* _GIVEN DATA_:

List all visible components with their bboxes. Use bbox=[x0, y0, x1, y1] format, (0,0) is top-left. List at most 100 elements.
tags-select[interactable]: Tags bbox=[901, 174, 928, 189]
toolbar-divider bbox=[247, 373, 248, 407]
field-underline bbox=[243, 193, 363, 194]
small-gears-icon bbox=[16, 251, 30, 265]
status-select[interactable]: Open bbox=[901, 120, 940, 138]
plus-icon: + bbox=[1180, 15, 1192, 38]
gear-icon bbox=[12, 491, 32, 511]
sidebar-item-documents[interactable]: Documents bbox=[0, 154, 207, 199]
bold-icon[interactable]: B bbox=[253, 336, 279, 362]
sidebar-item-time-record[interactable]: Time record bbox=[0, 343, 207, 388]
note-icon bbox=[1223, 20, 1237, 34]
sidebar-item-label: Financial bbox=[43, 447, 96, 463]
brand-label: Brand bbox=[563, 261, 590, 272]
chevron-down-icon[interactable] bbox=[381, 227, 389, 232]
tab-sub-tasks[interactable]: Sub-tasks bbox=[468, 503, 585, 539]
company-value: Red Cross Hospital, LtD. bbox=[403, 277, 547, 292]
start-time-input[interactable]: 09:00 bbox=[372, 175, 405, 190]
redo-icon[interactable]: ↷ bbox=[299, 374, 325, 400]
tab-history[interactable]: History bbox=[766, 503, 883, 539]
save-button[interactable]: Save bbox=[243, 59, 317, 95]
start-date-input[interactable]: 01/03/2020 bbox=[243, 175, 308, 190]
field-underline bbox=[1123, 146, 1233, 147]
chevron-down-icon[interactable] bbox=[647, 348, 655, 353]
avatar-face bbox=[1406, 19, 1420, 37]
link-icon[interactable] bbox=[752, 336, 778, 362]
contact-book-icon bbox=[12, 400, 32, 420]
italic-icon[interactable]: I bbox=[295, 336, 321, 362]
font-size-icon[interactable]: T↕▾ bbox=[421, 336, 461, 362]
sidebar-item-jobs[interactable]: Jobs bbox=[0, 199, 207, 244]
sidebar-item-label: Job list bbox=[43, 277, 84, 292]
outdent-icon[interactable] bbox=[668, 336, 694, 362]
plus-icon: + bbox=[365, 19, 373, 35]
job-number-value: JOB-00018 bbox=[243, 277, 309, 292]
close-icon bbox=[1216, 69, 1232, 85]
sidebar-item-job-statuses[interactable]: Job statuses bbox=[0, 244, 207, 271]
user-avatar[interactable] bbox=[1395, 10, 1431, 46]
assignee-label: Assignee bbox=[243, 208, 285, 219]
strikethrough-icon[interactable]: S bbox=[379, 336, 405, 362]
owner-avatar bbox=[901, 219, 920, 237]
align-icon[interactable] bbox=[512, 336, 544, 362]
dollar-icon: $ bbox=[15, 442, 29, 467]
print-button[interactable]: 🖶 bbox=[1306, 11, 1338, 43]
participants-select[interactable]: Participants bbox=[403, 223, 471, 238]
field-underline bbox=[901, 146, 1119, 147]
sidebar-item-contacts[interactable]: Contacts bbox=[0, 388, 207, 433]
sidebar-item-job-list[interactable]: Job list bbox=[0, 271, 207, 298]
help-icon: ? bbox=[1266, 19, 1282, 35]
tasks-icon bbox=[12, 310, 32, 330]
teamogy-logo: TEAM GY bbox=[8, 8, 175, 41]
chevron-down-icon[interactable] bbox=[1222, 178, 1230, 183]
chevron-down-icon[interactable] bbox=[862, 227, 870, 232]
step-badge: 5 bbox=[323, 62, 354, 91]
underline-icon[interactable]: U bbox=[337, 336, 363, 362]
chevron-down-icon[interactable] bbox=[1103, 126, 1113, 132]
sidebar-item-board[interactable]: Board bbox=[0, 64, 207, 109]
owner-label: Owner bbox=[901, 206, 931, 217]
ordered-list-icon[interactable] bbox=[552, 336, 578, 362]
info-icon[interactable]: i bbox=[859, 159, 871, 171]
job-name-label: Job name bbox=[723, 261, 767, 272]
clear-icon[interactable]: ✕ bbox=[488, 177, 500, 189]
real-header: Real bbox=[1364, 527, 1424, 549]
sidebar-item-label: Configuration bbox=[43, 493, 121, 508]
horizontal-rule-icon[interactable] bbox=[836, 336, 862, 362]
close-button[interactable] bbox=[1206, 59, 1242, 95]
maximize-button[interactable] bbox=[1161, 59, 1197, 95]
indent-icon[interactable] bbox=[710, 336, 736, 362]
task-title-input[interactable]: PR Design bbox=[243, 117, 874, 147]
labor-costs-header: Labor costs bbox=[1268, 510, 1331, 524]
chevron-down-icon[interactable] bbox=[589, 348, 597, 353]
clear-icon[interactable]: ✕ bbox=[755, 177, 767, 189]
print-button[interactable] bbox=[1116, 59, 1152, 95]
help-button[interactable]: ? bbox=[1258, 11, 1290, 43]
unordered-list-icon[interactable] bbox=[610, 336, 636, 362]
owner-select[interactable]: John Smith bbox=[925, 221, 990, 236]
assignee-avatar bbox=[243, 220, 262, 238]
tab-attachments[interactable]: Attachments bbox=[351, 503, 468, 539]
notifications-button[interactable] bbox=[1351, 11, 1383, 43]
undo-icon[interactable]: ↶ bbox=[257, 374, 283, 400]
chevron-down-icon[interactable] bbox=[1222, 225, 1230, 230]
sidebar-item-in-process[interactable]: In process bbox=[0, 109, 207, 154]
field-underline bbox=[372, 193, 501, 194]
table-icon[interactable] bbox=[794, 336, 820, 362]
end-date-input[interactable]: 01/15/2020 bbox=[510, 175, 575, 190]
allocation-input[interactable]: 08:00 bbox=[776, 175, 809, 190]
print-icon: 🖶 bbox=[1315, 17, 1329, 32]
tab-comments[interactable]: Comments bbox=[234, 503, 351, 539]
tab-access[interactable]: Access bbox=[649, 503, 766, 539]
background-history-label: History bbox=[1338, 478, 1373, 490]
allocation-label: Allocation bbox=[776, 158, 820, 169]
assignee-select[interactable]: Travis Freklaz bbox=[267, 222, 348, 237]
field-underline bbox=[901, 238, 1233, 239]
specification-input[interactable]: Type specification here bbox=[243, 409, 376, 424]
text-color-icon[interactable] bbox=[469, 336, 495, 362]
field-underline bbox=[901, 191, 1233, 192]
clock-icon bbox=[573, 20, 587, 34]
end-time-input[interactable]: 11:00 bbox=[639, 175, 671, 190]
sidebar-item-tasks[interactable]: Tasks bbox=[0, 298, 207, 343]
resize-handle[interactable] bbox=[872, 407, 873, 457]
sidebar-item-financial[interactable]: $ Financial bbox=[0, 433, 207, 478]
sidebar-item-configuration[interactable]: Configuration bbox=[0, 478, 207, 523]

* _OBJECTIVE_:
Rename "Type specification here" to "Enter a specification" everywhere in the data above, and give all the lines again with nothing else changed.

* _TASK ANSWER_:
List all visible components with their bboxes. Use bbox=[x0, y0, x1, y1] format, (0,0) is top-left. List at most 100 elements.
tags-select[interactable]: Tags bbox=[901, 174, 928, 189]
toolbar-divider bbox=[247, 373, 248, 407]
field-underline bbox=[243, 193, 363, 194]
small-gears-icon bbox=[16, 251, 30, 265]
status-select[interactable]: Open bbox=[901, 120, 940, 138]
plus-icon: + bbox=[1180, 15, 1192, 38]
gear-icon bbox=[12, 491, 32, 511]
sidebar-item-documents[interactable]: Documents bbox=[0, 154, 207, 199]
bold-icon[interactable]: B bbox=[253, 336, 279, 362]
sidebar-item-time-record[interactable]: Time record bbox=[0, 343, 207, 388]
note-icon bbox=[1223, 20, 1237, 34]
sidebar-item-label: Financial bbox=[43, 447, 96, 463]
brand-label: Brand bbox=[563, 261, 590, 272]
chevron-down-icon[interactable] bbox=[381, 227, 389, 232]
tab-sub-tasks[interactable]: Sub-tasks bbox=[468, 503, 585, 539]
company-value: Red Cross Hospital, LtD. bbox=[403, 277, 547, 292]
start-time-input[interactable]: 09:00 bbox=[372, 175, 405, 190]
redo-icon[interactable]: ↷ bbox=[299, 374, 325, 400]
tab-history[interactable]: History bbox=[766, 503, 883, 539]
save-button[interactable]: Save bbox=[243, 59, 317, 95]
start-date-input[interactable]: 01/03/2020 bbox=[243, 175, 308, 190]
field-underline bbox=[1123, 146, 1233, 147]
chevron-down-icon[interactable] bbox=[647, 348, 655, 353]
avatar-face bbox=[1406, 19, 1420, 37]
link-icon[interactable] bbox=[752, 336, 778, 362]
contact-book-icon bbox=[12, 400, 32, 420]
italic-icon[interactable]: I bbox=[295, 336, 321, 362]
font-size-icon[interactable]: T↕▾ bbox=[421, 336, 461, 362]
sidebar-item-jobs[interactable]: Jobs bbox=[0, 199, 207, 244]
sidebar-item-label: Job list bbox=[43, 277, 84, 292]
outdent-icon[interactable] bbox=[668, 336, 694, 362]
plus-icon: + bbox=[365, 19, 373, 35]
job-number-value: JOB-00018 bbox=[243, 277, 309, 292]
close-icon bbox=[1216, 69, 1232, 85]
sidebar-item-job-statuses[interactable]: Job statuses bbox=[0, 244, 207, 271]
user-avatar[interactable] bbox=[1395, 10, 1431, 46]
assignee-label: Assignee bbox=[243, 208, 285, 219]
strikethrough-icon[interactable]: S bbox=[379, 336, 405, 362]
owner-avatar bbox=[901, 219, 920, 237]
align-icon[interactable] bbox=[512, 336, 544, 362]
dollar-icon: $ bbox=[15, 442, 29, 467]
print-button[interactable]: 🖶 bbox=[1306, 11, 1338, 43]
participants-select[interactable]: Participants bbox=[403, 223, 471, 238]
field-underline bbox=[901, 146, 1119, 147]
sidebar-item-contacts[interactable]: Contacts bbox=[0, 388, 207, 433]
sidebar-item-job-list[interactable]: Job list bbox=[0, 271, 207, 298]
help-icon: ? bbox=[1266, 19, 1282, 35]
tasks-icon bbox=[12, 310, 32, 330]
teamogy-logo: TEAM GY bbox=[8, 8, 175, 41]
chevron-down-icon[interactable] bbox=[1222, 178, 1230, 183]
chevron-down-icon[interactable] bbox=[862, 227, 870, 232]
step-badge: 5 bbox=[323, 62, 354, 91]
underline-icon[interactable]: U bbox=[337, 336, 363, 362]
chevron-down-icon[interactable] bbox=[1103, 126, 1113, 132]
sidebar-item-board[interactable]: Board bbox=[0, 64, 207, 109]
owner-label: Owner bbox=[901, 206, 931, 217]
ordered-list-icon[interactable] bbox=[552, 336, 578, 362]
info-icon[interactable]: i bbox=[859, 159, 871, 171]
job-name-label: Job name bbox=[723, 261, 767, 272]
clear-icon[interactable]: ✕ bbox=[488, 177, 500, 189]
real-header: Real bbox=[1364, 527, 1424, 549]
sidebar-item-label: Configuration bbox=[43, 493, 121, 508]
horizontal-rule-icon[interactable] bbox=[836, 336, 862, 362]
close-button[interactable] bbox=[1206, 59, 1242, 95]
maximize-button[interactable] bbox=[1161, 59, 1197, 95]
indent-icon[interactable] bbox=[710, 336, 736, 362]
task-title-input[interactable]: PR Design bbox=[243, 117, 874, 147]
labor-costs-header: Labor costs bbox=[1268, 510, 1331, 524]
chevron-down-icon[interactable] bbox=[589, 348, 597, 353]
clear-icon[interactable]: ✕ bbox=[755, 177, 767, 189]
print-button[interactable] bbox=[1116, 59, 1152, 95]
help-button[interactable]: ? bbox=[1258, 11, 1290, 43]
unordered-list-icon[interactable] bbox=[610, 336, 636, 362]
owner-select[interactable]: John Smith bbox=[925, 221, 990, 236]
assignee-avatar bbox=[243, 220, 262, 238]
tab-attachments[interactable]: Attachments bbox=[351, 503, 468, 539]
notifications-button[interactable] bbox=[1351, 11, 1383, 43]
undo-icon[interactable]: ↶ bbox=[257, 374, 283, 400]
chevron-down-icon[interactable] bbox=[1222, 225, 1230, 230]
sidebar-item-in-process[interactable]: In process bbox=[0, 109, 207, 154]
field-underline bbox=[372, 193, 501, 194]
table-icon[interactable] bbox=[794, 336, 820, 362]
end-date-input[interactable]: 01/15/2020 bbox=[510, 175, 575, 190]
allocation-input[interactable]: 08:00 bbox=[776, 175, 809, 190]
print-icon: 🖶 bbox=[1315, 17, 1329, 32]
tab-comments[interactable]: Comments bbox=[234, 503, 351, 539]
tab-access[interactable]: Access bbox=[649, 503, 766, 539]
background-history-label: History bbox=[1338, 478, 1373, 490]
allocation-label: Allocation bbox=[776, 158, 820, 169]
assignee-select[interactable]: Travis Freklaz bbox=[267, 222, 348, 237]
field-underline bbox=[901, 238, 1233, 239]
specification-input[interactable]: Enter a specification bbox=[243, 409, 376, 424]
text-color-icon[interactable] bbox=[469, 336, 495, 362]
field-underline bbox=[901, 191, 1233, 192]
clock-icon bbox=[573, 20, 587, 34]
end-time-input[interactable]: 11:00 bbox=[639, 175, 671, 190]
sidebar-item-tasks[interactable]: Tasks bbox=[0, 298, 207, 343]
resize-handle[interactable] bbox=[872, 407, 873, 457]
sidebar-item-financial[interactable]: $ Financial bbox=[0, 433, 207, 478]
sidebar-item-configuration[interactable]: Configuration bbox=[0, 478, 207, 523]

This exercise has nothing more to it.